Leer la primera parte  

Por:

Jacques Poulain

Director de la Escuela de Filosofía de Paris VIII y silla filosófica de la UNESCO.

 

 

El efecto Rorty

 

      El efecto Rorty, en el contexto filosófico en el cual es producido, consiste en convertir en real esta comunidad de comunicación, la cual es presupuesta por las prácticas de justificación. Filosofía del chamán que nos cura de la filosofía, la filosofía de Rorty no puede ser un discurso sobre una realidad trascendente a un contexto comunicativo. No puede sino ser juzgada en función de su efecto de verdad: el efecto de adhesión de sus alocutores a la verdad accesible en la comunicación cotidiana. De esta manera se justifica la realidad de la comunicación como realidad del hombre. Todo alocutor filosófico adopta esta creencia en la realidad de la comunidad comunicativa como la única creencia necesaria a la adopción de las demás creencias verdaderas y necesarias a la adopción de creencias “indispensables para una vida mejor”. Nos coloca cara a cara con esta realidad de la comunidad comunicativa solamente al hacerse reconocer por sus alocutores en el discurso pragmático, al hacerlos identificarla a la actividad comunicacional misma. Rorty evita de esta manera el efecto de la pragmática trascendental que Apel identificaba como condición sintáctico-semántica del lenguaje, al reafirmar el carácter a priori y necesario de la auto-implicación de los locutores en la realidad transubjectiva de la práctica comunicativa. Esta se presenta como producción recíproca de la identificación de los intérpretes a lo que se dicen entre sí, gracias a la apertura al asentimiento mutuo de la verdad de lo que es dicho. Dicha producción efectiva de la identificación mutua a lo verdadero es lo que es trascendente en la comunicación. La producción de una interpretación y de una comprensión común de los interlocutores es trascendente ya que, a través de ella se afirma el uso necesario del lenguaje para la justificación de todo pensamiento, de todo acto y de toda percepción. El locutor no puede concebir una de estas realidades a menos que la pueda justificar y no las puede justificar a menos de identificarse con ellas, si no se reconoce él mismo como afirmando la verdad, por lo mínimo el tiempo necesario para referirlo al pensamiento: no hay lugar donde esta proferencia pueda ser juzgada desde el punto de vista se Sirius, por un observador independiente del contexto comunicativo.

 

      Esta justificación del a priori trascendental se parece a la que propone Apel, tanto así que logra reforzar el purismo de la razón pragmática:

1)  Al conservar una conciencia que no es individual ni colectiva, sino engendrada por los intercambios y generadora de intercambios y,

2)  Al negar la posibilidad de reconocer una dimensión especulativa inherente a ésta práctica.

__Requisitos__.
[a] Reescribe como una lista breve el párrafo del fragmento que comienza con "El efecto Rorty, en el contexto filosófico" y conserva sus datos principales.
[b] Transcribe del fragmento el tramo que va desde "1)  Al conservar" hasta "a ésta práctica.".

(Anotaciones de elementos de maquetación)

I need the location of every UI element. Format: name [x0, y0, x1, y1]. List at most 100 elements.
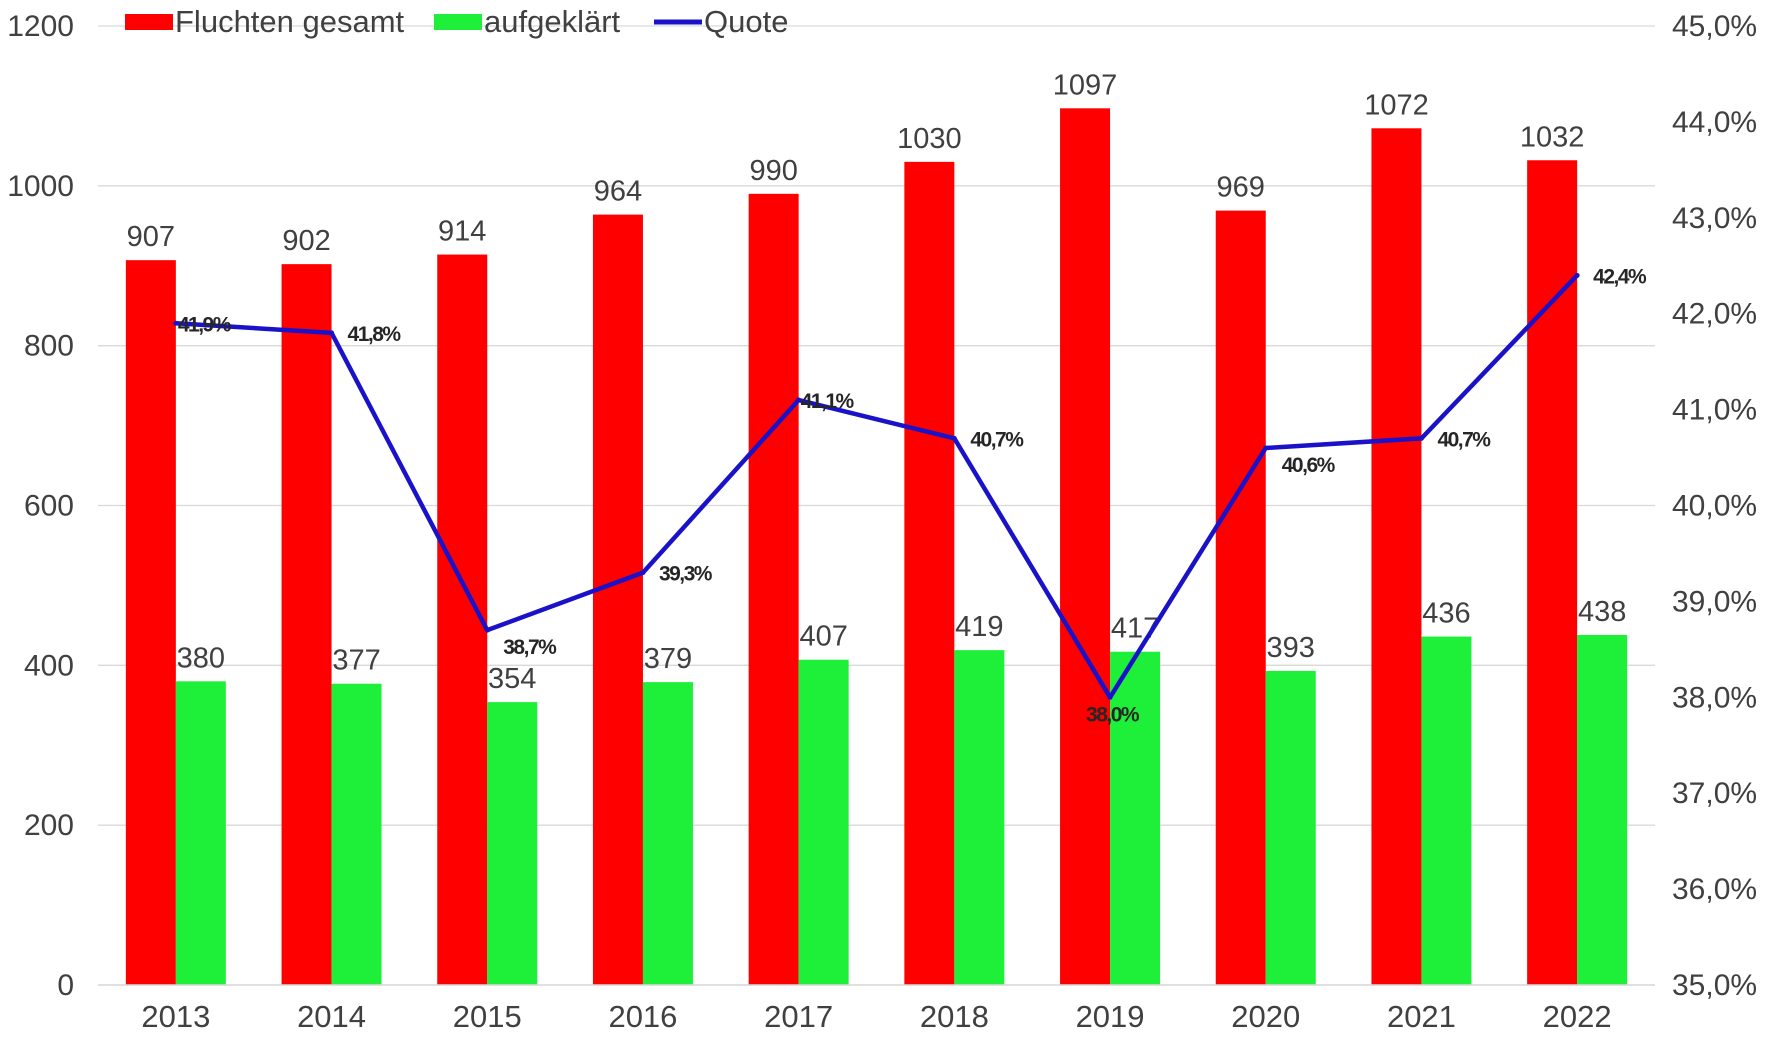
bar-value-label: 907 — [127, 221, 175, 253]
y-right-tick-label: 40,0% — [1672, 490, 1757, 523]
bar-value-label: 407 — [799, 621, 847, 653]
legend-fluchten-gesamt-swatch — [125, 14, 173, 30]
bar-value-label: 419 — [955, 611, 1003, 643]
quote-value-label: 40,7% — [970, 428, 1024, 451]
quote-data-point — [796, 397, 802, 403]
x-tick-label: 2013 — [141, 999, 210, 1034]
quote-value-labels: 41,9% 41,8% 38,7% 39,3% 41,1% 40,7% 38,0% 40,6%… — [178, 265, 1649, 726]
bar-fluchten — [281, 264, 332, 985]
bar-fluchten — [1215, 210, 1266, 986]
quote-value-label: 40,7% — [1437, 428, 1491, 451]
legend-aufgeklaert-label: aufgeklärt — [484, 4, 621, 39]
y-left-tick-label: 800 — [24, 330, 74, 363]
quote-line-path — [173, 273, 1580, 700]
bar-value-label: 969 — [1217, 172, 1265, 204]
bars — [125, 108, 1628, 986]
bar-aufgeklaert — [175, 681, 226, 985]
bar-fluchten — [437, 254, 488, 986]
x-tick-label: 2019 — [1076, 999, 1145, 1034]
quote-value-label: 38,7% — [503, 636, 557, 659]
quote-data-point — [1107, 694, 1113, 700]
bar-fluchten — [1527, 160, 1578, 985]
bar-value-label: 902 — [282, 225, 330, 257]
quote-data-point — [640, 570, 646, 576]
bar-value-label: 438 — [1578, 596, 1626, 628]
bar-value-label: 393 — [1267, 632, 1315, 664]
right-y-axis: 35,0% 36,0% 37,0% 38,0% 39,0% 40,0% 41,0% 42,0%… — [1672, 10, 1757, 1002]
y-left-tick-label: 600 — [24, 490, 74, 523]
x-tick-label: 2015 — [453, 999, 522, 1034]
bar-aufgeklaert — [1577, 634, 1628, 985]
bar-value-labels: 907 902 914 964 990 1030 1097 969 1072 1032 380 377… — [127, 69, 1627, 695]
legend-quote-label: Quote — [704, 4, 788, 39]
quote-data-point — [1574, 272, 1580, 278]
legend-aufgeklaert-swatch — [434, 14, 482, 30]
x-axis: 2013 2014 2015 2016 2017 2018 2019 2020 2021 2022 — [98, 984, 1655, 1034]
quote-data-point — [173, 320, 179, 326]
bar-value-label: 1097 — [1053, 69, 1118, 101]
bar-value-label: 914 — [438, 216, 486, 248]
y-left-tick-label: 200 — [24, 809, 74, 842]
legend: Fluchten gesamt aufgeklärt Quote — [125, 4, 788, 39]
bar-fluchten — [1060, 108, 1111, 986]
bar-fluchten — [1371, 128, 1422, 985]
bar-value-label: 377 — [332, 645, 380, 677]
y-right-tick-label: 35,0% — [1672, 969, 1757, 1002]
bar-aufgeklaert — [1421, 636, 1472, 985]
y-left-tick-label: 1000 — [7, 170, 74, 203]
bar-aufgeklaert — [487, 702, 538, 985]
quote-value-label: 38,0% — [1086, 703, 1140, 726]
quote-value-label: 39,3% — [659, 563, 713, 586]
x-tick-label: 2020 — [1231, 999, 1300, 1034]
y-left-tick-label: 0 — [57, 969, 74, 1002]
y-right-tick-label: 38,0% — [1672, 681, 1757, 714]
y-right-tick-label: 37,0% — [1672, 777, 1757, 810]
x-tick-label: 2022 — [1543, 999, 1612, 1034]
x-tick-label: 2021 — [1387, 999, 1456, 1034]
bar-fluchten — [904, 161, 955, 985]
bar-value-label: 354 — [488, 663, 536, 695]
bar-aufgeklaert — [331, 683, 382, 985]
bar-fluchten — [748, 193, 799, 985]
x-tick-label: 2014 — [297, 999, 366, 1034]
y-right-tick-label: 41,0% — [1672, 394, 1757, 427]
quote-value-label: 41,9% — [178, 313, 232, 336]
quote-value-label: 41,1% — [801, 390, 855, 413]
bar-fluchten — [592, 214, 643, 985]
legend-fluchten-gesamt-label: Fluchten gesamt — [175, 4, 405, 39]
x-tick-label: 2017 — [764, 999, 833, 1034]
bar-value-label: 1032 — [1520, 121, 1585, 153]
bar-fluchten — [125, 260, 176, 985]
quote-value-label: 41,8% — [348, 323, 402, 346]
y-right-tick-label: 39,0% — [1672, 585, 1757, 618]
bar-value-label: 1072 — [1364, 89, 1429, 121]
quote-data-point — [1263, 445, 1269, 451]
bar-value-label: 380 — [177, 642, 225, 674]
bar-value-label: 436 — [1422, 598, 1470, 630]
bar-value-label: 379 — [644, 643, 692, 675]
bar-value-label: 1030 — [897, 123, 962, 155]
bar-aufgeklaert — [954, 650, 1005, 985]
y-left-tick-label: 400 — [24, 649, 74, 682]
bar-aufgeklaert — [1265, 670, 1316, 985]
y-left-tick-label: 1200 — [7, 10, 74, 43]
x-tick-label: 2016 — [608, 999, 677, 1034]
quote-data-point — [1418, 435, 1424, 441]
quote-data-point — [484, 627, 490, 633]
quote-line — [173, 272, 1580, 700]
left-y-axis: 0 200 400 600 800 1000 1200 — [7, 10, 74, 1002]
quote-value-label: 40,6% — [1282, 454, 1336, 477]
quote-data-point — [951, 435, 957, 441]
bar-value-label: 990 — [749, 155, 797, 187]
x-tick-label: 2018 — [920, 999, 989, 1034]
bar-value-label: 964 — [594, 176, 642, 208]
y-right-tick-label: 42,0% — [1672, 298, 1757, 331]
y-right-tick-label: 43,0% — [1672, 202, 1757, 235]
y-right-tick-label: 44,0% — [1672, 106, 1757, 139]
y-right-tick-label: 45,0% — [1672, 10, 1757, 43]
bar-aufgeklaert — [642, 682, 693, 985]
y-right-tick-label: 36,0% — [1672, 873, 1757, 906]
bar-aufgeklaert — [798, 659, 849, 985]
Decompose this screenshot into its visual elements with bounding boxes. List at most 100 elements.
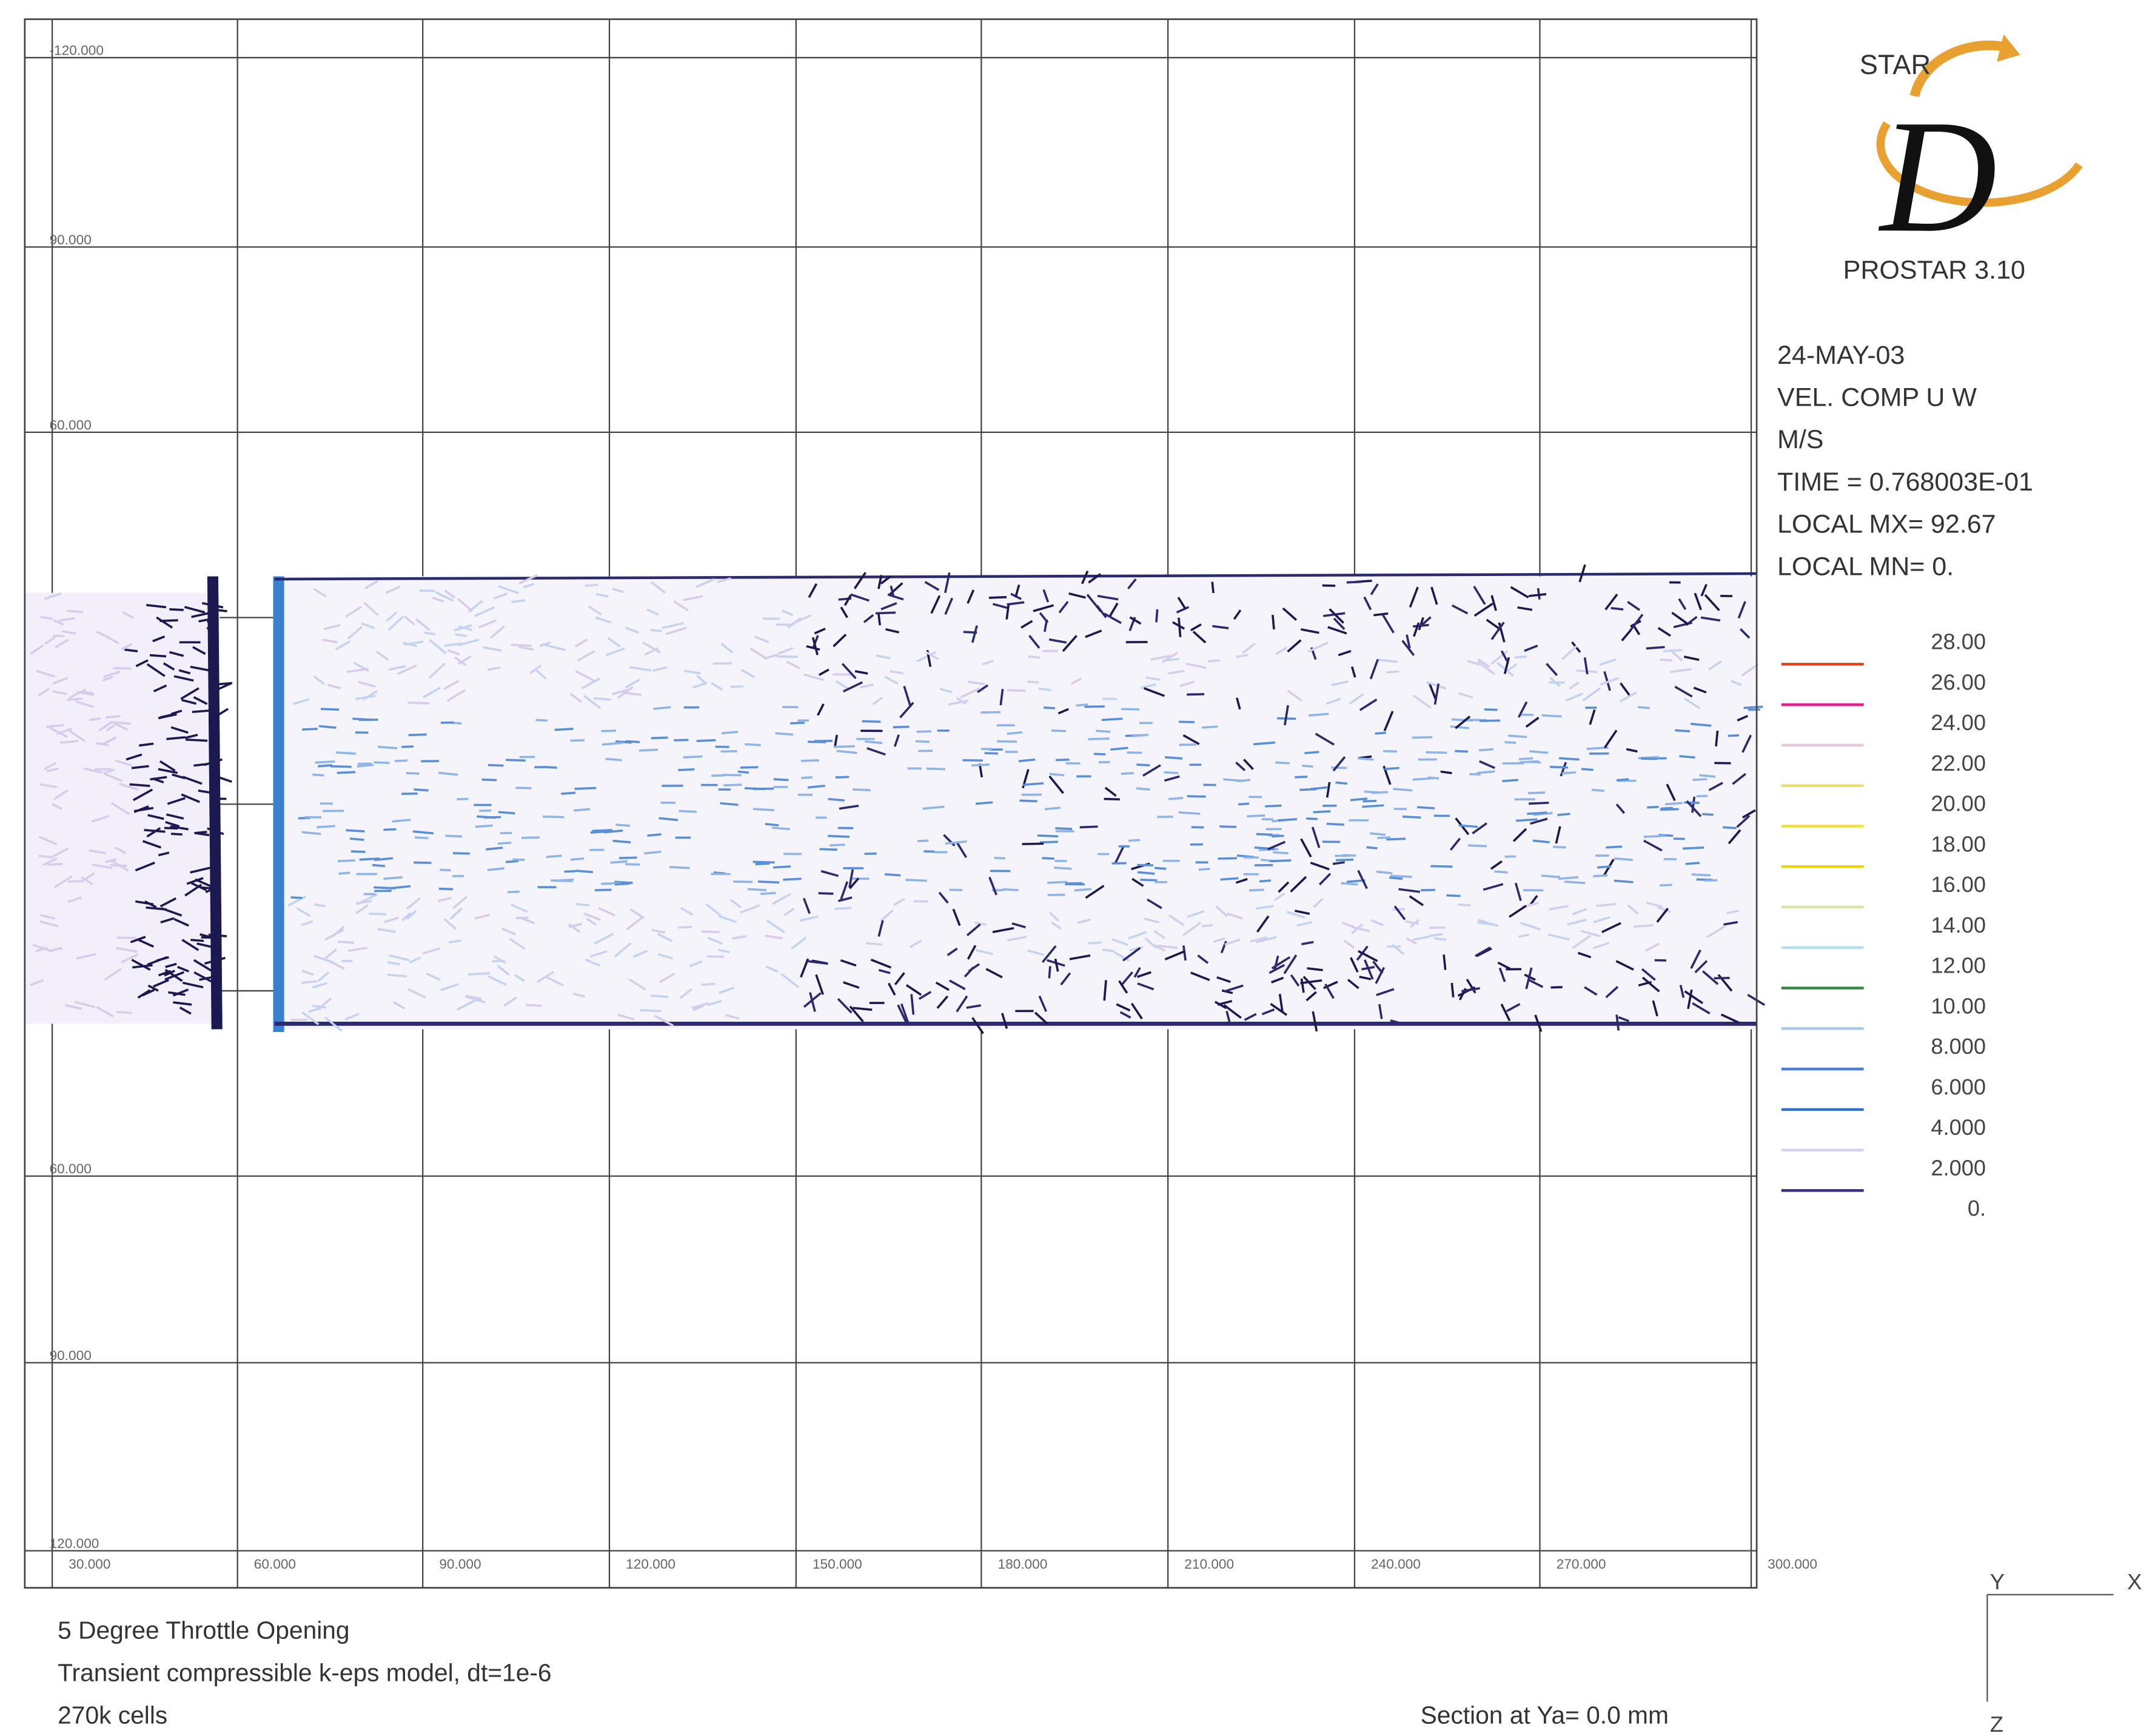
flow-vector <box>1221 878 1239 879</box>
flow-vector <box>336 752 356 754</box>
flow-vector <box>575 904 589 905</box>
flow-vector <box>1076 705 1088 706</box>
flow-vector <box>508 892 520 893</box>
flow-vector <box>879 614 880 625</box>
flow-vector <box>1387 671 1399 672</box>
flow-vector <box>116 1012 132 1013</box>
flow-vector <box>1646 647 1665 648</box>
legend-label: 2.000 <box>1931 1155 1986 1180</box>
flow-vector <box>383 829 396 830</box>
info-line: LOCAL MX= 92.67 <box>1777 510 1996 539</box>
flow-vector <box>885 874 900 876</box>
flow-vector <box>67 699 82 700</box>
flow-vector <box>414 862 431 863</box>
flow-vector <box>169 609 183 610</box>
flow-vector <box>651 737 668 738</box>
flow-vector <box>1606 846 1622 847</box>
flow-vector <box>748 889 766 890</box>
flow-vector <box>555 729 574 730</box>
flow-vector <box>195 832 207 833</box>
flow-vector <box>1007 690 1025 691</box>
flow-vector <box>1434 938 1446 939</box>
flow-vector <box>971 765 990 766</box>
flow-vector <box>1050 774 1064 775</box>
flow-vector <box>1504 742 1516 743</box>
flow-vector <box>1516 819 1537 820</box>
flow-vector <box>561 793 575 794</box>
flow-vector <box>1199 869 1210 870</box>
flow-vector <box>893 727 910 728</box>
flow-vector <box>1684 802 1699 803</box>
flow-vector <box>150 655 166 657</box>
flow-vector <box>1663 650 1682 651</box>
flow-vector <box>575 871 593 872</box>
flow-field <box>25 565 1765 1033</box>
inlet-region <box>25 593 220 1024</box>
flow-vector <box>1074 889 1091 890</box>
flow-vector <box>1614 880 1634 882</box>
flow-vector <box>515 917 528 918</box>
flow-vector <box>1597 866 1611 868</box>
flow-vector <box>1592 789 1604 791</box>
flow-vector <box>679 811 697 812</box>
flow-vector <box>1494 871 1507 873</box>
flow-vector <box>1335 782 1347 783</box>
flow-vector <box>774 779 789 780</box>
flow-vector <box>1156 609 1158 622</box>
flow-vector <box>1393 789 1412 791</box>
flow-vector <box>1550 987 1562 988</box>
page: 30.00060.00090.000120.000150.000180.0002… <box>0 0 2152 1736</box>
triad-label: Z <box>1990 1712 2003 1736</box>
x-tick-label: 270.000 <box>1557 1557 1606 1572</box>
flow-vector <box>611 862 628 863</box>
flow-vector <box>1187 694 1204 695</box>
x-tick-label: 30.000 <box>69 1557 110 1572</box>
flow-vector <box>67 611 83 612</box>
flow-vector <box>1441 772 1452 774</box>
flow-vector <box>592 830 612 831</box>
flow-vector <box>1459 825 1478 826</box>
flow-vector <box>1238 780 1250 781</box>
flow-vector <box>1104 799 1120 800</box>
flow-vector <box>876 612 896 613</box>
y-tick-label: 120.000 <box>50 1536 99 1551</box>
flow-vector <box>186 740 207 741</box>
flow-vector <box>1515 657 1527 658</box>
flow-vector <box>828 799 845 800</box>
flow-vector <box>1693 779 1708 780</box>
flow-vector <box>317 826 335 827</box>
legend-label: 24.00 <box>1931 710 1986 735</box>
legend-label: 28.00 <box>1931 629 1986 654</box>
flow-vector <box>338 860 355 861</box>
flow-vector <box>1452 719 1473 720</box>
flow-vector <box>1519 759 1533 760</box>
flow-vector <box>923 851 934 852</box>
flow-vector <box>1683 848 1704 849</box>
y-tick-label: 60.000 <box>50 1161 92 1176</box>
flow-vector <box>312 774 324 775</box>
flow-vector <box>678 769 694 770</box>
flow-vector <box>701 984 715 985</box>
flow-vector <box>477 816 495 817</box>
flow-vector <box>406 773 420 774</box>
flow-vector <box>1165 757 1182 759</box>
flow-vector <box>1313 811 1331 812</box>
flow-vector <box>853 789 871 790</box>
flow-vector <box>1007 732 1022 734</box>
y-tick-label: 90.000 <box>50 232 92 247</box>
flow-vector <box>1375 733 1386 734</box>
flow-vector <box>1102 950 1115 951</box>
flow-vector <box>352 719 370 720</box>
y-tick-label: -120.000 <box>50 43 104 58</box>
flow-vector <box>1550 767 1568 768</box>
flow-vector <box>758 882 779 883</box>
flow-vector <box>1508 736 1527 737</box>
flow-vector <box>351 851 365 852</box>
flow-vector <box>1238 803 1249 804</box>
flow-vector <box>745 788 765 789</box>
flow-vector <box>615 825 630 826</box>
flow-vector <box>1367 847 1378 848</box>
flow-vector <box>753 809 774 810</box>
flow-vector <box>1370 833 1385 835</box>
flow-vector <box>1138 872 1155 873</box>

__Respuestas por tarea__.
[a]
- El efecto Rorty consiste en convertir en real la comunidad de comunicación que presuponen las prácticas de justificación.
- La filosofía de Rorty no puede ser un discurso sobre una realidad trascendente a un contexto comunicativo. Solo se juzga por su efecto de verdad, es decir, por la adhesión de sus alocutores a la verdad accesible en la comunicación cotidiana.
- Así se justifica la realidad de la comunicación como realidad del hombre.
- Todo alocutor filosófico adopta la creencia en la realidad de la comunidad comunicativa. Es la única creencia necesaria para adoptar las demás creencias verdaderas.
- Rorty evita de esta manera el efecto de la pragmática trascendental que Apel identificaba como condición sintáctico-semántica del lenguaje.
- La práctica comunicativa se presenta como producción recíproca de la identificación de los intérpretes con lo que se dicen entre sí, gracias a la apertura al asentimiento mutuo. Esa producción es lo trascendente en la comunicación.
- Es trascendente porque a través de ella se afirma el uso necesario del lenguaje para justificar todo pensamiento, acto y percepción.
- El locutor no puede concebir esas realidades sin justificarlas, ni justificarlas sin identificarse con ellas.
- Ningún observador independiente del contexto comunicativo puede juzgar esa proferencia.

[b]
1)  Al conservar una conciencia que no es individual ni colectiva, sino engendrada por los intercambios y generadora de intercambios y,

2)  Al negar la posibilidad de reconocer una dimensión especulativa inherente a ésta práctica.